### Stated goal
Repeat every record below exactly, but leave out any pictures.

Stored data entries
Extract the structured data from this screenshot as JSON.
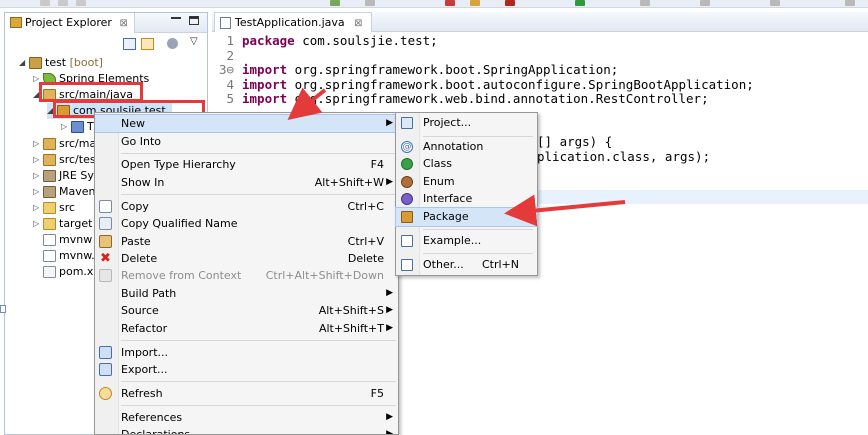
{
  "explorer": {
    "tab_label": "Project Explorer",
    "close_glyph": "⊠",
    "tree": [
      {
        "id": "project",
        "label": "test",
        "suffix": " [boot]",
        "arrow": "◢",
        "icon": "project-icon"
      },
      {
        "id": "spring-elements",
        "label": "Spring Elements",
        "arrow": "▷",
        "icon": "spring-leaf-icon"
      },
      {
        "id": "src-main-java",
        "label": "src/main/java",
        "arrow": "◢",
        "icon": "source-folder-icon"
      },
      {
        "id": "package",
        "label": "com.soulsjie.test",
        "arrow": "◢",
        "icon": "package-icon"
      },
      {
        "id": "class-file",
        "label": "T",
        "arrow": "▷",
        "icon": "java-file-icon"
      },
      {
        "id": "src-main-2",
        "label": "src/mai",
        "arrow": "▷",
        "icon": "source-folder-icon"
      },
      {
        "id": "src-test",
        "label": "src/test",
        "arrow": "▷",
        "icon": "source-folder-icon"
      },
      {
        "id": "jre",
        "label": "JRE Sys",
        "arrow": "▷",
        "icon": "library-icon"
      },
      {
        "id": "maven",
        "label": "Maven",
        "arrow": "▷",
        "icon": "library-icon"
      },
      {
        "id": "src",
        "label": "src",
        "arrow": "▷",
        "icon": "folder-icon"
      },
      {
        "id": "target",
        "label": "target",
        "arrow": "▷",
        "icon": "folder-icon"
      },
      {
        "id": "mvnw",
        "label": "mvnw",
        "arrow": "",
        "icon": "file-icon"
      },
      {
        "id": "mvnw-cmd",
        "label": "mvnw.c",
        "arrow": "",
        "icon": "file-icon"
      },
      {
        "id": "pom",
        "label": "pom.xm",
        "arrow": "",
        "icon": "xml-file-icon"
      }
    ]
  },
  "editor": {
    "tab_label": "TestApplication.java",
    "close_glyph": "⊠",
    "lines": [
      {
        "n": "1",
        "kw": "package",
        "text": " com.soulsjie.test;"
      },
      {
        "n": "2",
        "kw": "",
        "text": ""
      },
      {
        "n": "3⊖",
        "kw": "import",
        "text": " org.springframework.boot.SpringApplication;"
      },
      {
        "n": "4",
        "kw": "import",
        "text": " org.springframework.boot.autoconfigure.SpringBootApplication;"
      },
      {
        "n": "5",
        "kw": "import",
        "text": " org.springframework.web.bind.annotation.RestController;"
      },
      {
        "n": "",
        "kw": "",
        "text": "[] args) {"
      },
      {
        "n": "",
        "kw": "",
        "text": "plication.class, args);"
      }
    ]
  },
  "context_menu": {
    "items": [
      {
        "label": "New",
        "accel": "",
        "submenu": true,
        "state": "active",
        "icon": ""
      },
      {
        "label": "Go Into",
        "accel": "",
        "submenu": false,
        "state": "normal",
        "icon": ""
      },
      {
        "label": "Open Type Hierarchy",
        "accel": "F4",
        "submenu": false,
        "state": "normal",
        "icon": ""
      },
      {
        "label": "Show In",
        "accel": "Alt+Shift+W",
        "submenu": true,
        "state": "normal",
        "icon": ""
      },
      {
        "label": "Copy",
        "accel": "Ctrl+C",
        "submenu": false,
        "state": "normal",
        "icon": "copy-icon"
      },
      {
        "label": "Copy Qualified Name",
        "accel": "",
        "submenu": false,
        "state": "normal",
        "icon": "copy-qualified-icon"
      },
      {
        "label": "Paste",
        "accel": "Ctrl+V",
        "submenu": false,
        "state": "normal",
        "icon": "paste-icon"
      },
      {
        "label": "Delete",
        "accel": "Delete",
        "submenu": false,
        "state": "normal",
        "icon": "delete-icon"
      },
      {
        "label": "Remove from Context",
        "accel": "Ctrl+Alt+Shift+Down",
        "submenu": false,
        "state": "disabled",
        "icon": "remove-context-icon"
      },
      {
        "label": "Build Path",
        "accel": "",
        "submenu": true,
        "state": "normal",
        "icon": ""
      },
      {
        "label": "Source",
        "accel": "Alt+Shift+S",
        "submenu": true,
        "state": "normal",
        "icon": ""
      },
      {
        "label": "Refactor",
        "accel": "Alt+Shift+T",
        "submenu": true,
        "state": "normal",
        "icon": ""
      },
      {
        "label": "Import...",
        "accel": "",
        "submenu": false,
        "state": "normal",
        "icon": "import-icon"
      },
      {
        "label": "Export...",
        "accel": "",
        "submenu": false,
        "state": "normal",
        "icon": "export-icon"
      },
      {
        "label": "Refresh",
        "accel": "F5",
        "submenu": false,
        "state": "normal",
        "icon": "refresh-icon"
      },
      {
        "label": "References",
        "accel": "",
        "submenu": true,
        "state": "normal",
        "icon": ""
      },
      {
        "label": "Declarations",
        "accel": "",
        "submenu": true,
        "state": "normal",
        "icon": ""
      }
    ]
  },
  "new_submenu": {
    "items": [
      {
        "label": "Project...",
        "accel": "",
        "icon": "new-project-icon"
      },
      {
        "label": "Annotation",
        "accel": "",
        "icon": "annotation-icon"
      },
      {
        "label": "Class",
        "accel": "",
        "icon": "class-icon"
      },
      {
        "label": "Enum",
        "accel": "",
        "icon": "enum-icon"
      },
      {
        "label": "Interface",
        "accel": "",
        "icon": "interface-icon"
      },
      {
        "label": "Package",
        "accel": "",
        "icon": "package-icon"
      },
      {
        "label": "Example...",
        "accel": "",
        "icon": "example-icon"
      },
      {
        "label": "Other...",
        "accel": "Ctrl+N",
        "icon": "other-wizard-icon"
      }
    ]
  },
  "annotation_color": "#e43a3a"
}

### Reply to the task
Extract the structured data from this screenshot as JSON.
{
  "explorer": {
    "tab_label": "Project Explorer",
    "close_glyph": "⊠",
    "tree": [
      {
        "id": "project",
        "label": "test",
        "suffix": " [boot]",
        "arrow": "◢",
        "icon": "project-icon"
      },
      {
        "id": "spring-elements",
        "label": "Spring Elements",
        "arrow": "▷",
        "icon": "spring-leaf-icon"
      },
      {
        "id": "src-main-java",
        "label": "src/main/java",
        "arrow": "◢",
        "icon": "source-folder-icon"
      },
      {
        "id": "package",
        "label": "com.soulsjie.test",
        "arrow": "◢",
        "icon": "package-icon"
      },
      {
        "id": "class-file",
        "label": "T",
        "arrow": "▷",
        "icon": "java-file-icon"
      },
      {
        "id": "src-main-2",
        "label": "src/mai",
        "arrow": "▷",
        "icon": "source-folder-icon"
      },
      {
        "id": "src-test",
        "label": "src/test",
        "arrow": "▷",
        "icon": "source-folder-icon"
      },
      {
        "id": "jre",
        "label": "JRE Sys",
        "arrow": "▷",
        "icon": "library-icon"
      },
      {
        "id": "maven",
        "label": "Maven",
        "arrow": "▷",
        "icon": "library-icon"
      },
      {
        "id": "src",
        "label": "src",
        "arrow": "▷",
        "icon": "folder-icon"
      },
      {
        "id": "target",
        "label": "target",
        "arrow": "▷",
        "icon": "folder-icon"
      },
      {
        "id": "mvnw",
        "label": "mvnw",
        "arrow": "",
        "icon": "file-icon"
      },
      {
        "id": "mvnw-cmd",
        "label": "mvnw.c",
        "arrow": "",
        "icon": "file-icon"
      },
      {
        "id": "pom",
        "label": "pom.xm",
        "arrow": "",
        "icon": "xml-file-icon"
      }
    ]
  },
  "editor": {
    "tab_label": "TestApplication.java",
    "close_glyph": "⊠",
    "lines": [
      {
        "n": "1",
        "kw": "package",
        "text": " com.soulsjie.test;"
      },
      {
        "n": "2",
        "kw": "",
        "text": ""
      },
      {
        "n": "3⊖",
        "kw": "import",
        "text": " org.springframework.boot.SpringApplication;"
      },
      {
        "n": "4",
        "kw": "import",
        "text": " org.springframework.boot.autoconfigure.SpringBootApplication;"
      },
      {
        "n": "5",
        "kw": "import",
        "text": " org.springframework.web.bind.annotation.RestController;"
      },
      {
        "n": "",
        "kw": "",
        "text": "[] args) {"
      },
      {
        "n": "",
        "kw": "",
        "text": "plication.class, args);"
      }
    ]
  },
  "context_menu": {
    "items": [
      {
        "label": "New",
        "accel": "",
        "submenu": true,
        "state": "active",
        "icon": ""
      },
      {
        "label": "Go Into",
        "accel": "",
        "submenu": false,
        "state": "normal",
        "icon": ""
      },
      {
        "label": "Open Type Hierarchy",
        "accel": "F4",
        "submenu": false,
        "state": "normal",
        "icon": ""
      },
      {
        "label": "Show In",
        "accel": "Alt+Shift+W",
        "submenu": true,
        "state": "normal",
        "icon": ""
      },
      {
        "label": "Copy",
        "accel": "Ctrl+C",
        "submenu": false,
        "state": "normal",
        "icon": "copy-icon"
      },
      {
        "label": "Copy Qualified Name",
        "accel": "",
        "submenu": false,
        "state": "normal",
        "icon": "copy-qualified-icon"
      },
      {
        "label": "Paste",
        "accel": "Ctrl+V",
        "submenu": false,
        "state": "normal",
        "icon": "paste-icon"
      },
      {
        "label": "Delete",
        "accel": "Delete",
        "submenu": false,
        "state": "normal",
        "icon": "delete-icon"
      },
      {
        "label": "Remove from Context",
        "accel": "Ctrl+Alt+Shift+Down",
        "submenu": false,
        "state": "disabled",
        "icon": "remove-context-icon"
      },
      {
        "label": "Build Path",
        "accel": "",
        "submenu": true,
        "state": "normal",
        "icon": ""
      },
      {
        "label": "Source",
        "accel": "Alt+Shift+S",
        "submenu": true,
        "state": "normal",
        "icon": ""
      },
      {
        "label": "Refactor",
        "accel": "Alt+Shift+T",
        "submenu": true,
        "state": "normal",
        "icon": ""
      },
      {
        "label": "Import...",
        "accel": "",
        "submenu": false,
        "state": "normal",
        "icon": "import-icon"
      },
      {
        "label": "Export...",
        "accel": "",
        "submenu": false,
        "state": "normal",
        "icon": "export-icon"
      },
      {
        "label": "Refresh",
        "accel": "F5",
        "submenu": false,
        "state": "normal",
        "icon": "refresh-icon"
      },
      {
        "label": "References",
        "accel": "",
        "submenu": true,
        "state": "normal",
        "icon": ""
      },
      {
        "label": "Declarations",
        "accel": "",
        "submenu": true,
        "state": "normal",
        "icon": ""
      }
    ]
  },
  "new_submenu": {
    "items": [
      {
        "label": "Project...",
        "accel": "",
        "icon": "new-project-icon"
      },
      {
        "label": "Annotation",
        "accel": "",
        "icon": "annotation-icon"
      },
      {
        "label": "Class",
        "accel": "",
        "icon": "class-icon"
      },
      {
        "label": "Enum",
        "accel": "",
        "icon": "enum-icon"
      },
      {
        "label": "Interface",
        "accel": "",
        "icon": "interface-icon"
      },
      {
        "label": "Package",
        "accel": "",
        "icon": "package-icon"
      },
      {
        "label": "Example...",
        "accel": "",
        "icon": "example-icon"
      },
      {
        "label": "Other...",
        "accel": "Ctrl+N",
        "icon": "other-wizard-icon"
      }
    ]
  },
  "annotation_color": "#e43a3a"
}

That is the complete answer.